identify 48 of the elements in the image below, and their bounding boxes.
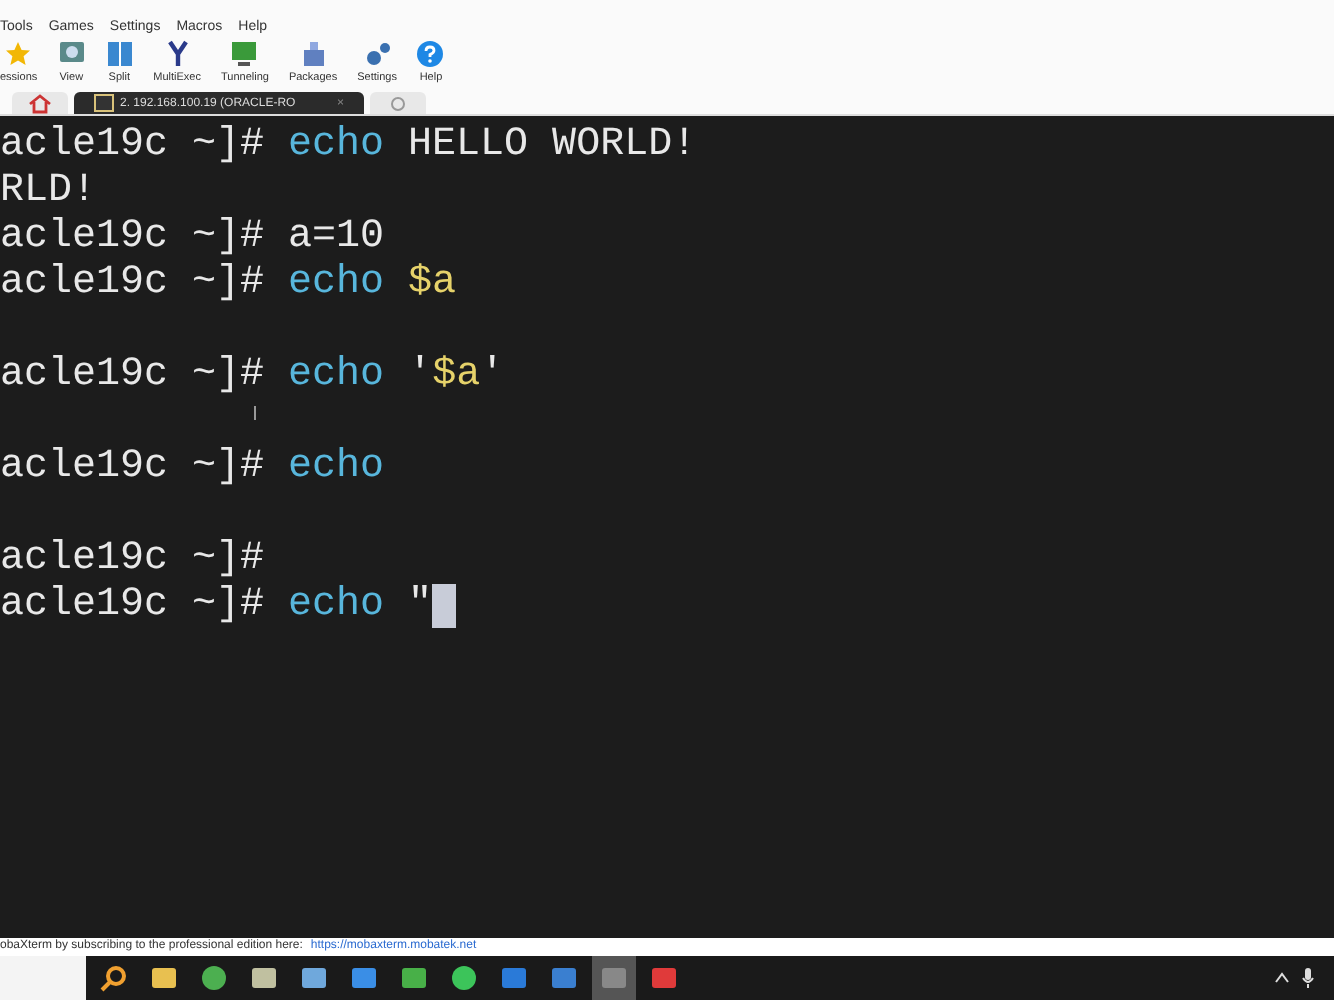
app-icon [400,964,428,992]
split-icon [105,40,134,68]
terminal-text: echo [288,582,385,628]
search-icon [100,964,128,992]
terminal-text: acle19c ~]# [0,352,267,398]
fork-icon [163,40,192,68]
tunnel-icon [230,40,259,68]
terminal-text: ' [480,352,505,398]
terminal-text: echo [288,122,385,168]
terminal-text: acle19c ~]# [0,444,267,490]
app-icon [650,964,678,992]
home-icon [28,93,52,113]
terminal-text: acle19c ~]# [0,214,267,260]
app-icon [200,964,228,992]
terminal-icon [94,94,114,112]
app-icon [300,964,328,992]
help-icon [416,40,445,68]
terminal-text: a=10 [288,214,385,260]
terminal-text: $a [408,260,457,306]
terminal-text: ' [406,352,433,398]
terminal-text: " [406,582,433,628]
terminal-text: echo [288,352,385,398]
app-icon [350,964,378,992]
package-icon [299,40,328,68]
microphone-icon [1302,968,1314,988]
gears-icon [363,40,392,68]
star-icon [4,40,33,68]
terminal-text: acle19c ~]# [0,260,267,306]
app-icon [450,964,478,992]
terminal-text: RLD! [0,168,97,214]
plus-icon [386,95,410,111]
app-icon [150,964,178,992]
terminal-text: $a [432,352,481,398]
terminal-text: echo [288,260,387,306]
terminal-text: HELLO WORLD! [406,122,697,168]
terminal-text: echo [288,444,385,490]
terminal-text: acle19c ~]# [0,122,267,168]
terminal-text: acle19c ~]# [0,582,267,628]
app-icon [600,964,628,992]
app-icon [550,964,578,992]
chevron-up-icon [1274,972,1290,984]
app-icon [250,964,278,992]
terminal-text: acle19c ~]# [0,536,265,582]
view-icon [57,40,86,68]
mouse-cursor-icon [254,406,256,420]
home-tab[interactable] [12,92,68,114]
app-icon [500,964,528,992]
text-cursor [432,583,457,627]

◆ ◆ ◆ ◆

* **WHAT TO DO**: Give the listing lines from the one that contains "app-icon [400,964,428,992]" through the one that contains "home-icon [28,93,52,113]" as a JSON list of strings, one string per line and any blank lines omitted.

* **FULL SOLUTION**:
[
  "app-icon [400,964,428,992]",
  "split-icon [105,40,134,68]",
  "terminal-text: echo [288,582,385,628]",
  "search-icon [100,964,128,992]",
  "terminal-text: acle19c ~]# [0,352,267,398]",
  "fork-icon [163,40,192,68]",
  "tunnel-icon [230,40,259,68]",
  "terminal-text: ' [480,352,505,398]",
  "terminal-text: echo [288,122,385,168]",
  "terminal-text: acle19c ~]# [0,444,267,490]",
  "app-icon [650,964,678,992]",
  "home-icon [28,93,52,113]"
]